- **Written task**
Return the following lines and nothing else: the one holding "Read this page and output its text content." and all those after it in the records below, unchanged, minus any pictures.

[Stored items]
>>>>
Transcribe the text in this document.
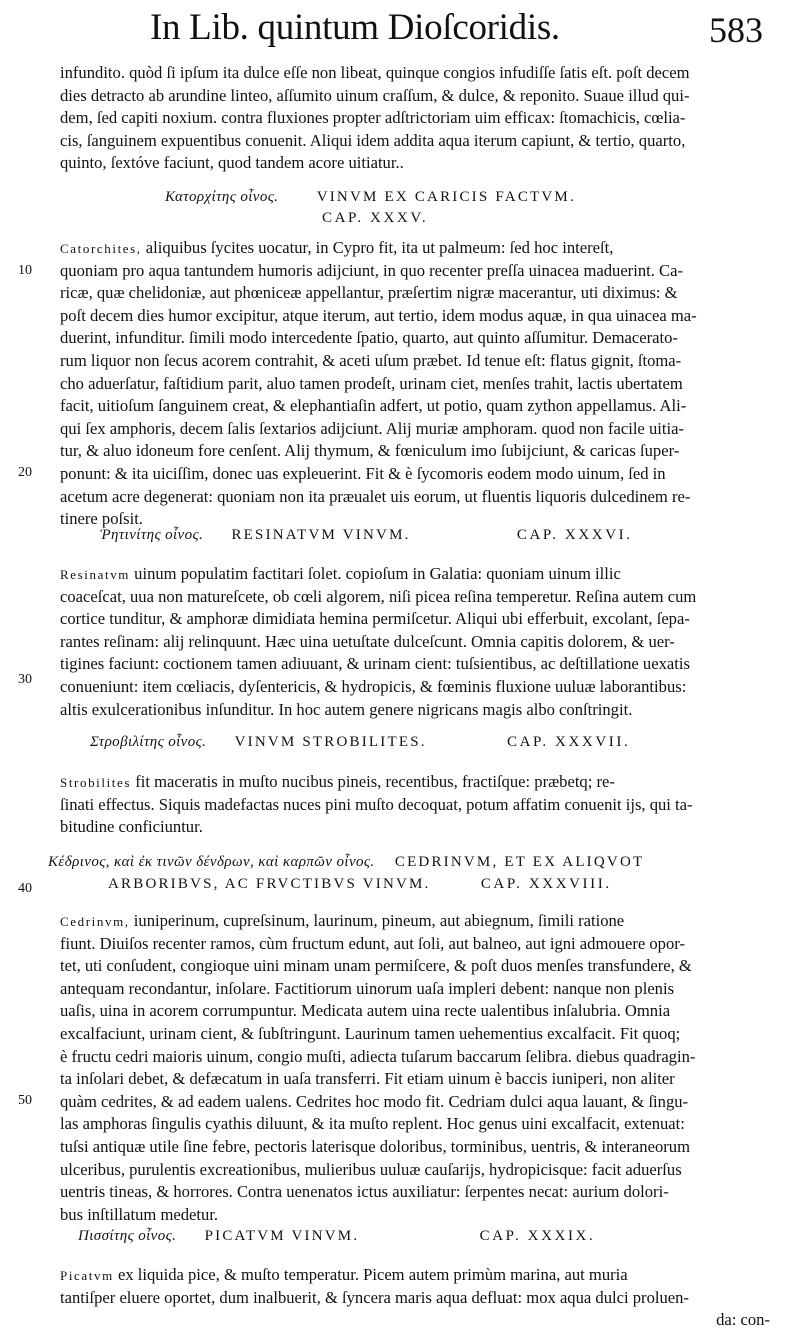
In Lib. quintum Dioſcoridis.	583
10
20
30
40
50
infundito. quòd ſi ipſum ita dulce eſſe non libeat, quinque congios infudiſſe ſatis eſt. poſt decem
dies detracto ab arundine linteo, aſſumito uinum craſſum, & dulce, & reponito. Suaue illud qui-
dem, ſed capiti noxium. contra fluxiones propter adſtrictoriam uim efficax: ſtomachicis, cœlia-
cis, ſanguinem expuentibus conuenit. Aliqui idem addita aqua iterum capiunt, & tertio, quarto,
quinto, ſextóve faciunt, quod tandem acore uitiatur..
Κατορχίτης οἶνος.	VINVM EX CARICIS FACTVM.
CAP. XXXV.
Catorchites, aliquibus ſycites uocatur, in Cypro fit, ita ut palmeum: ſed hoc intereſt,
quoniam pro aqua tantundem humoris adijciunt, in quo recenter preſſa uinacea maduerint. Ca-
ricæ, quæ chelidoniæ, aut phœniceæ appellantur, præſertim nigræ macerantur, uti diximus: &
poſt decem dies humor excipitur, atque iterum, aut tertio, idem modus aquæ, in qua uinacea ma-
duerint, infunditur. ſimili modo intercedente ſpatio, quarto, aut quinto aſſumitur. Demacerato-
rum liquor non ſecus acorem contrahit, & aceti uſum præbet. Id tenue eſt: flatus gignit, ſtoma-
cho aduerſatur, faſtidium parit, aluo tamen prodeſt, urinam ciet, menſes trahit, lactis ubertatem
facit, uitioſum ſanguinem creat, & elephantiaſin adfert, ut potio, quam zython appellamus. Ali-
qui ſex amphoris, decem ſalis ſextarios adijciunt. Alij muriæ amphoram. quod non facile uitia-
tur, & aluo idoneum fore cenſent. Alij thymum, & fœniculum imo ſubijciunt, & caricas ſuper-
ponunt: & ita uiciſſim, donec uas expleuerint. Fit & è ſycomoris eodem modo uinum, ſed in
acetum acre degenerat: quoniam non ita præualet uis eorum, ut fluentis liquoris dulcedinem re-
tinere poſsit.
Ῥητινίτης οἶνος. RESINATVM VINVM.	CAP. XXXVI.
Resinatvm uinum populatim factitari ſolet. copioſum in Galatia: quoniam uinum illic
coaceſcat, uua non matureſcete, ob cœli algorem, niſi picea reſina temperetur. Reſina autem cum
cortice tunditur, & amphoræ dimidiata hemina permiſcetur. Aliqui ubi efferbuit, excolant, ſepa-
rantes reſinam: alij relinquunt. Hæc uina uetuſtate dulceſcunt. Omnia capitis dolorem, & uer-
tigines faciunt: coctionem tamen adiuuant, & urinam cient: tuſsientibus, ac deſtillatione uexatis
conueniunt: item cœliacis, dyſentericis, & hydropicis, & fœminis fluxione uuluæ laborantibus:
altis exulcerationibus inſunditur. In hoc autem genere nigricans magis albo conſtringit.
Στροβιλίτης οἶνος. VINVM STROBILITES.	CAP. XXXVII.
Strobilites fit maceratis in muſto nucibus pineis, recentibus, fractiſque: præbetq; re-
ſinati effectus. Siquis madefactas nuces pini muſto decoquat, potum affatim conuenit ijs, qui ta-
bitudine conficiuntur.
Κέδρινος, καὶ ἐκ τινῶν δένδρων, καὶ καρπῶν οἶνος. CEDRINVM, ET EX ALIQVOT
ARBORIBVS, AC FRVCTIBVS VINVM.	CAP. XXXVIII.
Cedrinvm, iuniperinum, cupreſsinum, laurinum, pineum, aut abiegnum, ſimili ratione
fiunt. Diuiſos recenter ramos, cùm fructum edunt, aut ſoli, aut balneo, aut igni admouere opor-
tet, uti conſudent, congioque uini minam unam permiſcere, & poſt duos menſes transfundere, &
antequam recondantur, inſolare. Factitiorum uinorum uaſa impleri debent: nanque non plenis
uaſis, uina in acorem corrumpuntur. Medicata autem uina recte ualentibus inſalubria. Omnia
excalfaciunt, urinam cient, & ſubſtringunt. Laurinum tamen uehementius excalfacit. Fit quoq;
è fructu cedri maioris uinum, congio muſti, adiecta tuſarum baccarum ſelibra. diebus quadragin-
ta inſolari debet, & defæcatum in uaſa transferri. Fit etiam uinum è baccis iuniperi, non aliter
quàm cedrites, & ad eadem ualens. Cedrites hoc modo fit. Cedriam dulci aqua lauant, & ſingu-
las amphoras ſingulis cyathis diluunt, & ita muſto replent. Hoc genus uini excalfacit, extenuat:
tuſsi antiquæ utile ſine febre, pectoris laterisque doloribus, torminibus, uentris, & interaneorum
ulceribus, purulentis excreationibus, mulieribus uuluæ cauſarijs, hydropicisque: facit aduerſus
uentris tineas, & horrores. Contra uenenatos ictus auxiliatur: ſerpentes necat: aurium dolori-
bus inſtillatum medetur.
Πισσίτης οἶνος. PICATVM VINVM.	CAP. XXXIX.
Picatvm ex liquida pice, & muſto temperatur. Picem autem primùm marina, aut muria
tantiſper eluere oportet, dum inalbuerit, & ſyncera maris aqua defluat: mox aqua dulci proluen-
da: con-
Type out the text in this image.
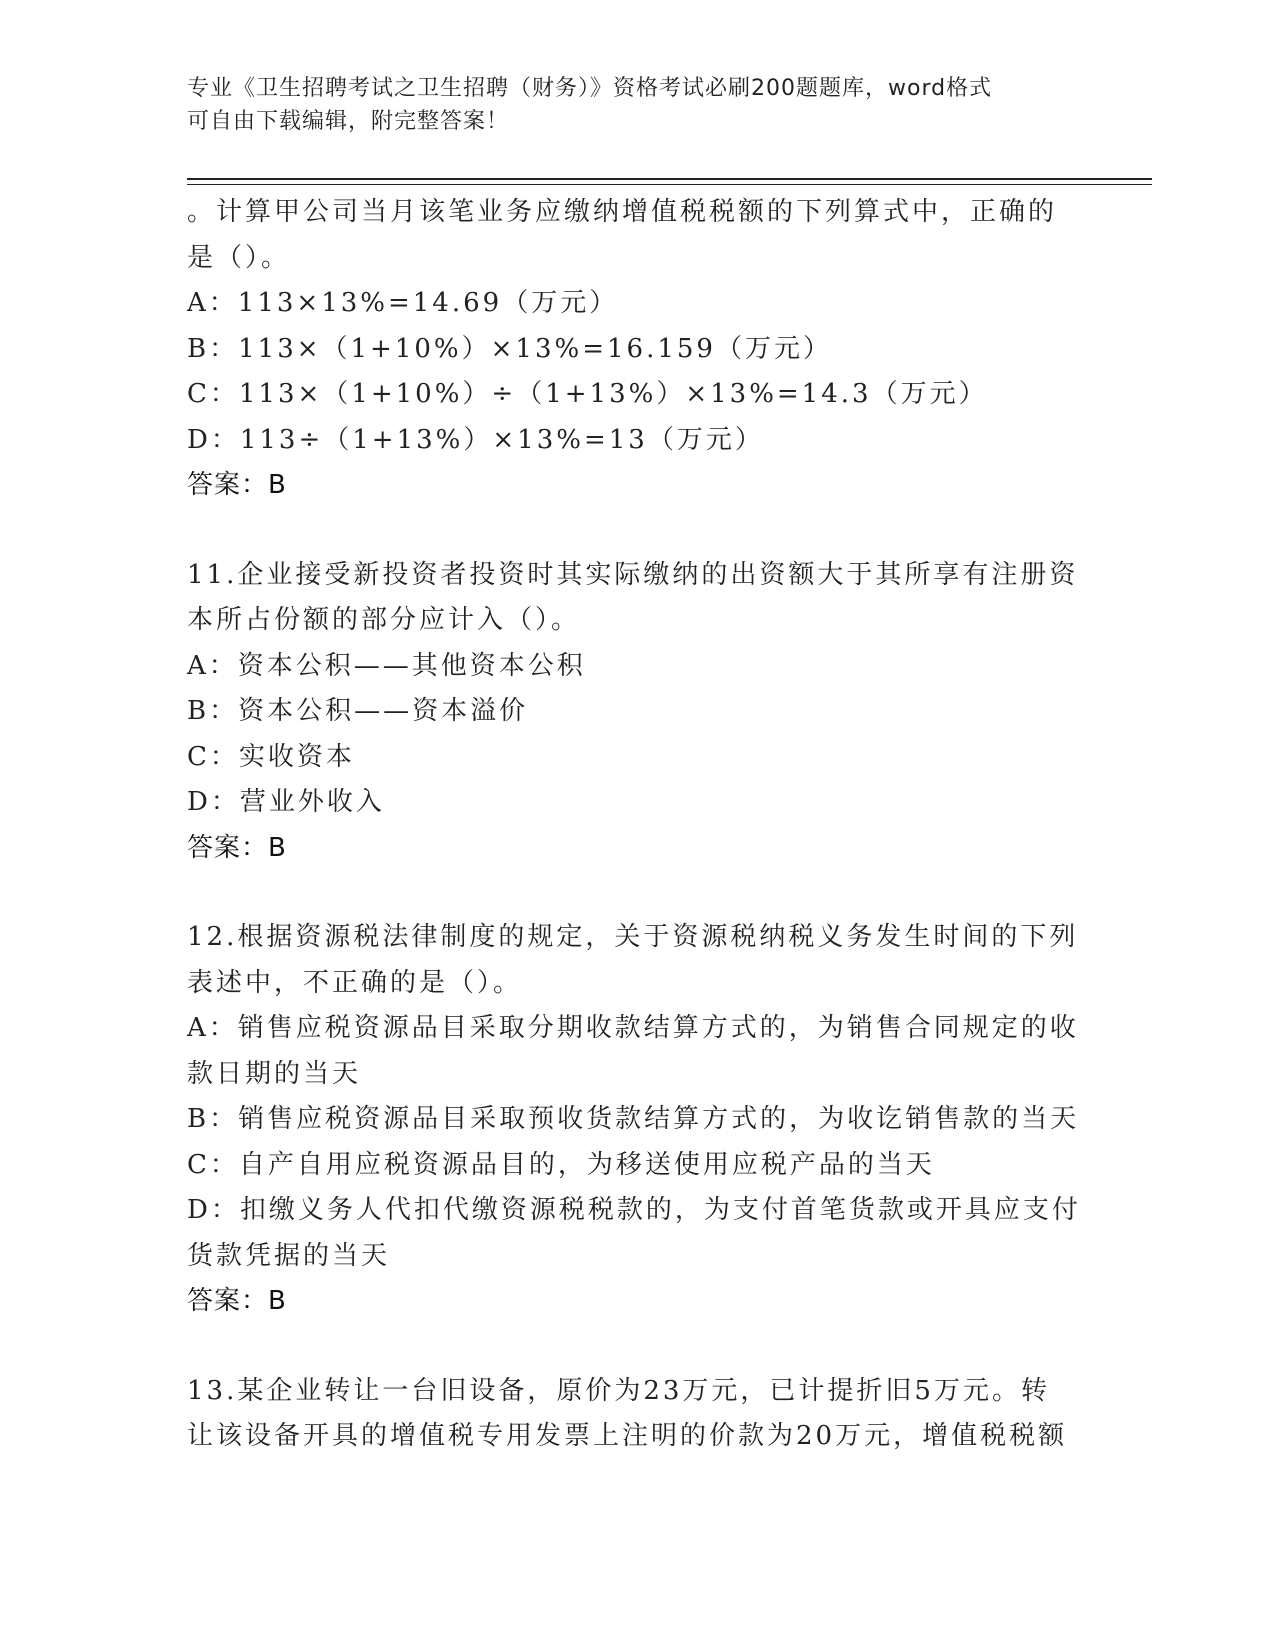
专业《卫生招聘考试之卫生招聘（财务）》资格考试必刷200题题库，word格式
可自由下载编辑，附完整答案！
。计算甲公司当月该笔业务应缴纳增值税税额的下列算式中，正确的
是（）。
A：113×13%=14.69（万元）
B：113×（1+10%）×13%=16.159（万元）
C：113×（1+10%）÷（1+13%）×13%=14.3（万元）
D：113÷（1+13%）×13%=13（万元）
答案：B
11.企业接受新投资者投资时其实际缴纳的出资额大于其所享有注册资
本所占份额的部分应计入（）。
A：资本公积——其他资本公积
B：资本公积——资本溢价
C：实收资本
D：营业外收入
答案：B
12.根据资源税法律制度的规定，关于资源税纳税义务发生时间的下列
表述中，不正确的是（）。
A：销售应税资源品目采取分期收款结算方式的，为销售合同规定的收
款日期的当天
B：销售应税资源品目采取预收货款结算方式的，为收讫销售款的当天
C：自产自用应税资源品目的，为移送使用应税产品的当天
D：扣缴义务人代扣代缴资源税税款的，为支付首笔货款或开具应支付
货款凭据的当天
答案：B
13.某企业转让一台旧设备，原价为23万元，已计提折旧5万元。转
让该设备开具的增值税专用发票上注明的价款为20万元，增值税税额
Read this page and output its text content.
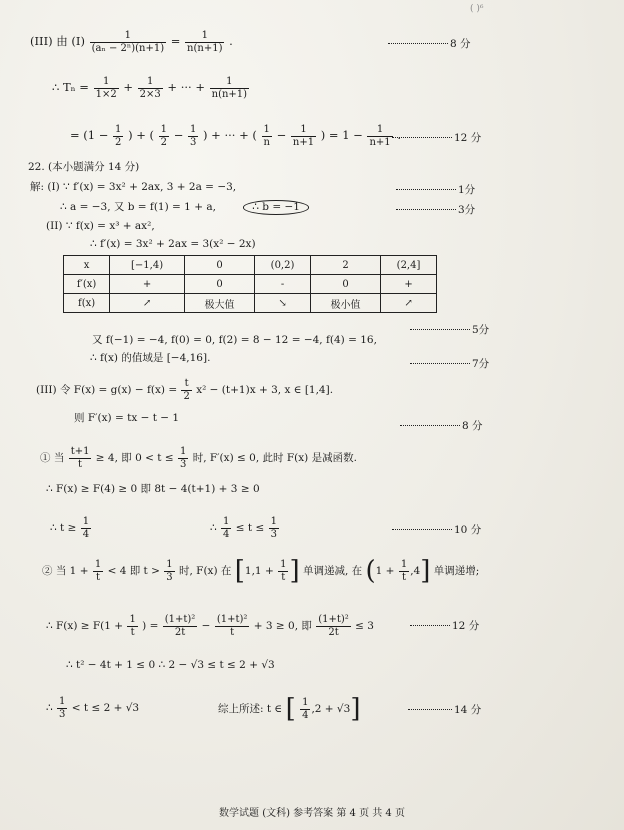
( )⁶
(III) 由 $(I) \frac{1}{\text{(aₙ − 2ⁿ)(n+1)}} = \frac{1}{n(n+1)}$ .	8 分
∴ $T_n = \frac{1}{1\times 2} + \frac{1}{2\times 3}$ + ··· + $\frac{1}{n(n+1)}$
= ($1 - \frac{1}{2}$ ) + ( $\frac{1}{2} - \frac{1}{3}$ ) + ··· + ( $\frac{1}{n} - \frac{1}{n+1}$ ) = $1 - \frac{1}{n+1}$ .	12 分
22. (本小题满分 14 分)
解: (I) ∵ f′(x) = 3x² + 2ax, 3 + 2a = −3,	1分
∴ a = −3, 又 b = f(1) = 1 + a,	∴ b = −1	3分
(II) ∵ f(x) = x³ + ax²,
∴ f′(x) = 3x² + 2ax = 3(x² − 2x)
x	[−1,4)	0	(0,2)	2	(2,4]
f′(x)	+	0	-	0	+
f(x)	↗	极大值	↘	极小值	↗
5分
又 f(−1) = −4, f(0) = 0, f(2) = 8 − 12 = −4, f(4) = 16,
∴ f(x) 的值域是 [−4,16].	7分
(III) 令 $F(x) = g(x) - f(x) = \frac{t}{2} x^2 - (t+1)x + 3$, x ∈ [1,4].
则 F′(x) = tx − t − 1
8 分
① 当 $\frac{t+1}{t} \ge 4$, 即 $0 < t \le \frac{1}{3}$ 时, F′(x) ≤ 0, 此时 F(x) 是减函数.
∴ F(x) ≥ F(4) ≥ 0 即 8t − 4(t+1) + 3 ≥ 0
∴ $t \ge \frac{1}{4}$	∴ $\frac{1}{4} \le t \le \frac{1}{3}$	10 分
② 当 $1 + \frac{1}{t} < 4$ 即 $t > \frac{1}{3}$ 时, F(x) 在 [$1,1 + \frac{1}{t}$ ] 单调递减, 在 $(1 + \frac{1}{t} ,4]$ 单调递增;
∴ $F(x) \ge F(1 + \frac{1}{t}$ ) = $\frac{\text{(1+t)²}}{2t} - \frac{\text{(1+t)²}}{t} + 3 \ge 0$, 即 $\frac{\text{(1+t)²}}{2t} \le 3$	12 分
∴ t² − 4t + 1 ≤ 0 ∴ 2 − √3 ≤ t ≤ 2 + √3
∴ $\frac{1}{3} < t \le 2 + √3$	综上所述: t ∈ [ $\frac{1}{4} ,2 + √3$]	14 分
数学试题 (文科) 参考答案 第 4 页 共 4 页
<<<<
- **Answer below**
Read this page and output its text content.
( )⁶
(III) 由 $(I) \frac{1}{\text{(aₙ − 2ⁿ)(n+1)}} = \frac{1}{n(n+1)}$ .	8 分
∴ $T_n = \frac{1}{1\times 2} + \frac{1}{2\times 3}$ + ··· + $\frac{1}{n(n+1)}$
= ($1 - \frac{1}{2}$ ) + ( $\frac{1}{2} - \frac{1}{3}$ ) + ··· + ( $\frac{1}{n} - \frac{1}{n+1}$ ) = $1 - \frac{1}{n+1}$ .	12 分
22. (本小题满分 14 分)
解: (I) ∵ f′(x) = 3x² + 2ax, 3 + 2a = −3,	1分
∴ a = −3, 又 b = f(1) = 1 + a,	∴ b = −1	3分
(II) ∵ f(x) = x³ + ax²,
∴ f′(x) = 3x² + 2ax = 3(x² − 2x)
x	[−1,4)	0	(0,2)	2	(2,4]
f′(x)	+	0	-	0	+
f(x)	↗	极大值	↘	极小值	↗
5分
又 f(−1) = −4, f(0) = 0, f(2) = 8 − 12 = −4, f(4) = 16,
∴ f(x) 的值域是 [−4,16].	7分
(III) 令 $F(x) = g(x) - f(x) = \frac{t}{2} x^2 - (t+1)x + 3$, x ∈ [1,4].
则 F′(x) = tx − t − 1
8 分
① 当 $\frac{t+1}{t} \ge 4$, 即 $0 < t \le \frac{1}{3}$ 时, F′(x) ≤ 0, 此时 F(x) 是减函数.
∴ F(x) ≥ F(4) ≥ 0 即 8t − 4(t+1) + 3 ≥ 0
∴ $t \ge \frac{1}{4}$	∴ $\frac{1}{4} \le t \le \frac{1}{3}$	10 分
② 当 $1 + \frac{1}{t} < 4$ 即 $t > \frac{1}{3}$ 时, F(x) 在 [$1,1 + \frac{1}{t}$ ] 单调递减, 在 $(1 + \frac{1}{t} ,4]$ 单调递增;
∴ $F(x) \ge F(1 + \frac{1}{t}$ ) = $\frac{\text{(1+t)²}}{2t} - \frac{\text{(1+t)²}}{t} + 3 \ge 0$, 即 $\frac{\text{(1+t)²}}{2t} \le 3$	12 分
∴ t² − 4t + 1 ≤ 0 ∴ 2 − √3 ≤ t ≤ 2 + √3
∴ $\frac{1}{3} < t \le 2 + √3$	综上所述: t ∈ [ $\frac{1}{4} ,2 + √3$]	14 分
数学试题 (文科) 参考答案 第 4 页 共 4 页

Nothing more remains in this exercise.